> **GOAL OF THE EXERCISE**: Reproduce every record below exactly as written, leaving out any pictures.

Stored data entries
•••

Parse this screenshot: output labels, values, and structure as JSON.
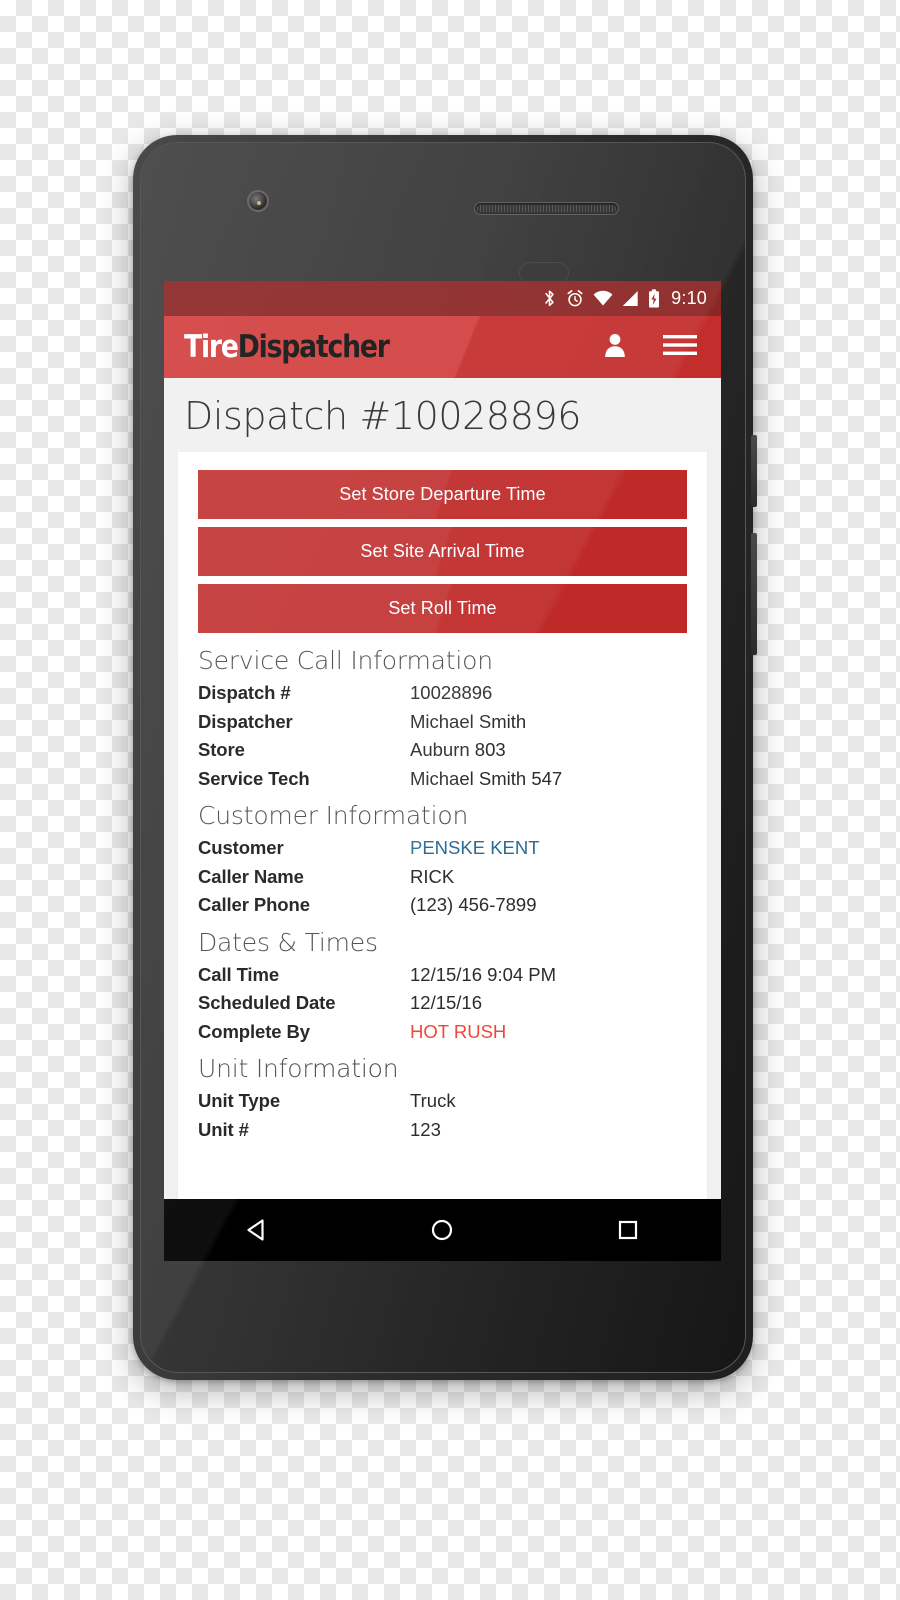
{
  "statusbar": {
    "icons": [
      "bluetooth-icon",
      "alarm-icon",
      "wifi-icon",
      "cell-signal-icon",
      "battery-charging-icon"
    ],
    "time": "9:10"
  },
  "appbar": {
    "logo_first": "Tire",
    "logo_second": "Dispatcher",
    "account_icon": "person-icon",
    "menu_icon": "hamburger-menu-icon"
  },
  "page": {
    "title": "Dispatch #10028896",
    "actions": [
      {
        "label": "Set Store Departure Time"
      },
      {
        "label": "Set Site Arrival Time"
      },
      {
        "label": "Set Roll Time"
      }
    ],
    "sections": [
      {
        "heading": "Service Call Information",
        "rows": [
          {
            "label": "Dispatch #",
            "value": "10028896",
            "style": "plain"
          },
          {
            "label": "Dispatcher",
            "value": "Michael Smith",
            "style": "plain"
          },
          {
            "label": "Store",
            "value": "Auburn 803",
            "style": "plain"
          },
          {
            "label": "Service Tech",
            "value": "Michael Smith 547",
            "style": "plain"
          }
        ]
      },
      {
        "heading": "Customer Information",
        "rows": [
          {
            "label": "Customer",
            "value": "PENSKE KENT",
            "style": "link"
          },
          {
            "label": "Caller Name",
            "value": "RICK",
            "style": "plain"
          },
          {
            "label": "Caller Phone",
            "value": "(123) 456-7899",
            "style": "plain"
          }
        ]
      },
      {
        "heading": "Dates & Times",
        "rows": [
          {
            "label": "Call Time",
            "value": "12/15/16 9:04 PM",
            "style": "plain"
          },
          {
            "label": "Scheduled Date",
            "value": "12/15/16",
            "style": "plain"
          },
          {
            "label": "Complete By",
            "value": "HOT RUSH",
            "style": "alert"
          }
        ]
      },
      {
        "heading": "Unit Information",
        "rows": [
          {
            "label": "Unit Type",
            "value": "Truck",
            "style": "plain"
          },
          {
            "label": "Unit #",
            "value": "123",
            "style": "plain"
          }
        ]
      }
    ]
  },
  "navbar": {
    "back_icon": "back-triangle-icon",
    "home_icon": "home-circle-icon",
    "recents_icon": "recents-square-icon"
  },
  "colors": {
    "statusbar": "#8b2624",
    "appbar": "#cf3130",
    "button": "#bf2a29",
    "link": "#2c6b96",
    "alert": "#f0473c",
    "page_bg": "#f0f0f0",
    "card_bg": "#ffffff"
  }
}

•••

> **WRITTEN ANSWER**:
Parse this screenshot: output labels, values, and structure as JSON.
{
  "statusbar": {
    "icons": [
      "bluetooth-icon",
      "alarm-icon",
      "wifi-icon",
      "cell-signal-icon",
      "battery-charging-icon"
    ],
    "time": "9:10"
  },
  "appbar": {
    "logo_first": "Tire",
    "logo_second": "Dispatcher",
    "account_icon": "person-icon",
    "menu_icon": "hamburger-menu-icon"
  },
  "page": {
    "title": "Dispatch #10028896",
    "actions": [
      {
        "label": "Set Store Departure Time"
      },
      {
        "label": "Set Site Arrival Time"
      },
      {
        "label": "Set Roll Time"
      }
    ],
    "sections": [
      {
        "heading": "Service Call Information",
        "rows": [
          {
            "label": "Dispatch #",
            "value": "10028896",
            "style": "plain"
          },
          {
            "label": "Dispatcher",
            "value": "Michael Smith",
            "style": "plain"
          },
          {
            "label": "Store",
            "value": "Auburn 803",
            "style": "plain"
          },
          {
            "label": "Service Tech",
            "value": "Michael Smith 547",
            "style": "plain"
          }
        ]
      },
      {
        "heading": "Customer Information",
        "rows": [
          {
            "label": "Customer",
            "value": "PENSKE KENT",
            "style": "link"
          },
          {
            "label": "Caller Name",
            "value": "RICK",
            "style": "plain"
          },
          {
            "label": "Caller Phone",
            "value": "(123) 456-7899",
            "style": "plain"
          }
        ]
      },
      {
        "heading": "Dates & Times",
        "rows": [
          {
            "label": "Call Time",
            "value": "12/15/16 9:04 PM",
            "style": "plain"
          },
          {
            "label": "Scheduled Date",
            "value": "12/15/16",
            "style": "plain"
          },
          {
            "label": "Complete By",
            "value": "HOT RUSH",
            "style": "alert"
          }
        ]
      },
      {
        "heading": "Unit Information",
        "rows": [
          {
            "label": "Unit Type",
            "value": "Truck",
            "style": "plain"
          },
          {
            "label": "Unit #",
            "value": "123",
            "style": "plain"
          }
        ]
      }
    ]
  },
  "navbar": {
    "back_icon": "back-triangle-icon",
    "home_icon": "home-circle-icon",
    "recents_icon": "recents-square-icon"
  },
  "colors": {
    "statusbar": "#8b2624",
    "appbar": "#cf3130",
    "button": "#bf2a29",
    "link": "#2c6b96",
    "alert": "#f0473c",
    "page_bg": "#f0f0f0",
    "card_bg": "#ffffff"
  }
}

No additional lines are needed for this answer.